• _Task description_: Wherever the string "screenshot" occurs in a line of these records, report that line.

• _Supplied records_:

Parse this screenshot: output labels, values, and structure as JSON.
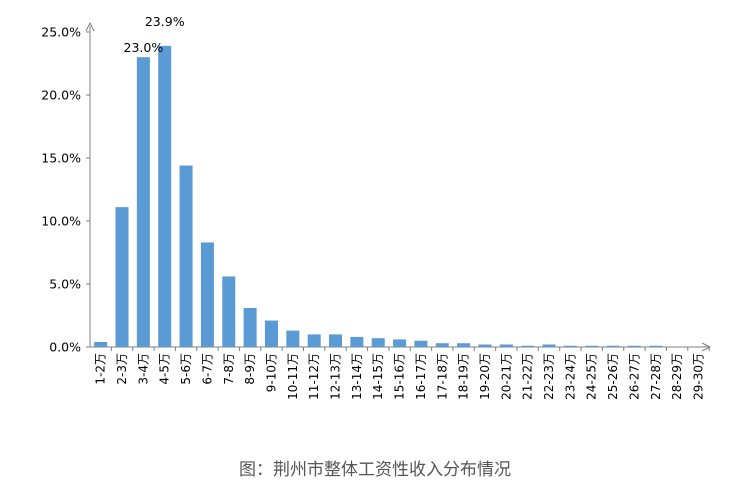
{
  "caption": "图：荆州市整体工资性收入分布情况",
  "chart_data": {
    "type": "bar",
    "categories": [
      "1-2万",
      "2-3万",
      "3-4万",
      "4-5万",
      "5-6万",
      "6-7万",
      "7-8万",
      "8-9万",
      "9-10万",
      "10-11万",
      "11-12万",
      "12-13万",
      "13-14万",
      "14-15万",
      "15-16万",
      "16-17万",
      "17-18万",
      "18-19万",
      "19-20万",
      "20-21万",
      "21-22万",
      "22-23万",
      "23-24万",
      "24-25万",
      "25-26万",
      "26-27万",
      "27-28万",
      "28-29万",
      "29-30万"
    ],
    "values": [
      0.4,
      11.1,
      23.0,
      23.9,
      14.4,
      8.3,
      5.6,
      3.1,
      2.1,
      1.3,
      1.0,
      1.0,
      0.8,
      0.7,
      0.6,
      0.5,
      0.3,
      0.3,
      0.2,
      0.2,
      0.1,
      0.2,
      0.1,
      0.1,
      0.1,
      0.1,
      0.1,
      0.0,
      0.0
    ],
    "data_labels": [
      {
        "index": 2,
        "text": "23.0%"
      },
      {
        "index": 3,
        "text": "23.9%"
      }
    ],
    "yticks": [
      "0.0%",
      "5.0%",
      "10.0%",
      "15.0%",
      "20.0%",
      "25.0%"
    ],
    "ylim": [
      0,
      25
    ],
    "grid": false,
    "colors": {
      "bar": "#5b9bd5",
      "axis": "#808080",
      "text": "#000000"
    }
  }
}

--

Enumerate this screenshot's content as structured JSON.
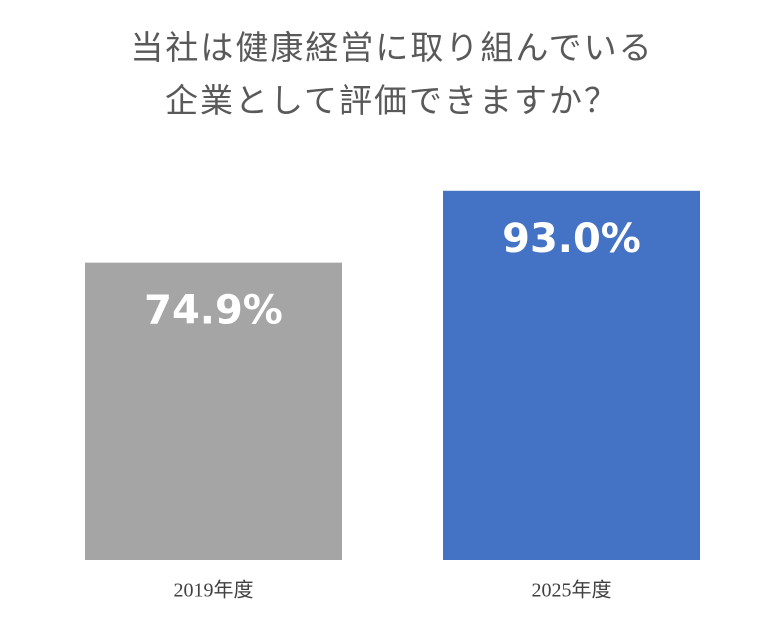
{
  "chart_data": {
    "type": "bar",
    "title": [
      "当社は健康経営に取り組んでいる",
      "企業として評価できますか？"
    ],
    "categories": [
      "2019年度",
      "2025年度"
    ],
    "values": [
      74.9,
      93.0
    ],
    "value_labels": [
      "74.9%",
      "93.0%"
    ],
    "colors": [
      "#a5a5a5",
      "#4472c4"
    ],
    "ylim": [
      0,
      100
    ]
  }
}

• _The completed task_:
Parse this screenshot: output labels, values, and structure as JSON.
Enumerate this screenshot's content as structured JSON.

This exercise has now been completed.